Challenge:
Pull every line containing "JSON" out of the material below.

══ Input records ══

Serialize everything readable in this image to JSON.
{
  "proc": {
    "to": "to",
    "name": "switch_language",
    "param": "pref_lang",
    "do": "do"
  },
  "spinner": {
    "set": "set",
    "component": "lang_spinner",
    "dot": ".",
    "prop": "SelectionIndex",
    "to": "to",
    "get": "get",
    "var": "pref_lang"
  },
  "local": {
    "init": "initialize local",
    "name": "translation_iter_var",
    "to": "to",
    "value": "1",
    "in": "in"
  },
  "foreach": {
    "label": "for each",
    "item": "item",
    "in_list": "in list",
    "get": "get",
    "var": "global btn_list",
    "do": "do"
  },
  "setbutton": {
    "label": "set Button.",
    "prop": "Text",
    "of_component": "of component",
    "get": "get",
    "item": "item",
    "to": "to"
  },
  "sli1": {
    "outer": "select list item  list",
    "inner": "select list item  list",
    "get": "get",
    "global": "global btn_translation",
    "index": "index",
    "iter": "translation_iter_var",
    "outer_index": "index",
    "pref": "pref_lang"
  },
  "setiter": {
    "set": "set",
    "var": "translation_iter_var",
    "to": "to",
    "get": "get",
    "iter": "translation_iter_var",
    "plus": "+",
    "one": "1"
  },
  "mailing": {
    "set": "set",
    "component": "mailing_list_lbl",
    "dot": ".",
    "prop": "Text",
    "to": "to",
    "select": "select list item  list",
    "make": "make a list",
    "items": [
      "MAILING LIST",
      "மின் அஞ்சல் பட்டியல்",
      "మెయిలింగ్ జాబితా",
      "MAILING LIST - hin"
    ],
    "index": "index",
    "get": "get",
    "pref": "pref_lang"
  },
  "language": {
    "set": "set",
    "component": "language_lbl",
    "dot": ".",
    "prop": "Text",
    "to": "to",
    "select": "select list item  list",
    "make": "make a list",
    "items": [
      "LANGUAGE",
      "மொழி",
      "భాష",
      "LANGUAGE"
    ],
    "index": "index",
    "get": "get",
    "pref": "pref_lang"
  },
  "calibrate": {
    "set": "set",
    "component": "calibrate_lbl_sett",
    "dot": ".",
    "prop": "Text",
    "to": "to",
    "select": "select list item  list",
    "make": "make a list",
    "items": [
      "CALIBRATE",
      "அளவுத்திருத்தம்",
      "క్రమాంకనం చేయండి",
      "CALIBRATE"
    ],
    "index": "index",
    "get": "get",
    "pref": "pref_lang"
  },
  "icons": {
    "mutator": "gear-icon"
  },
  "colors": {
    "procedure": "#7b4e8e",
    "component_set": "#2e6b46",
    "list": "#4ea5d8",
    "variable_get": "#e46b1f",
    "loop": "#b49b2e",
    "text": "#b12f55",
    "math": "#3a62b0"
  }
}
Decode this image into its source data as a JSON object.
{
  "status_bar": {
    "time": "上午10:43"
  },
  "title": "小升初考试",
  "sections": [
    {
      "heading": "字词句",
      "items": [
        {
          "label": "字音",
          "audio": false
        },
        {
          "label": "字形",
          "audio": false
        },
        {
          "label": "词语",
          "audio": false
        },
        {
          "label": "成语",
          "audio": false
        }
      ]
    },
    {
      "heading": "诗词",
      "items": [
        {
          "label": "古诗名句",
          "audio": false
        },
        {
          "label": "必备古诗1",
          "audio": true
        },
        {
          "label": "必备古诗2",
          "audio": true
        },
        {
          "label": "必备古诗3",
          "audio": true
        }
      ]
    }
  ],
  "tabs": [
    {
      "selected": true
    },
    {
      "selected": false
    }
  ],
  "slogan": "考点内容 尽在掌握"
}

═══

The output:
Serialize everything readable in this image to JSON.
Decode this image into its source data as a JSON object.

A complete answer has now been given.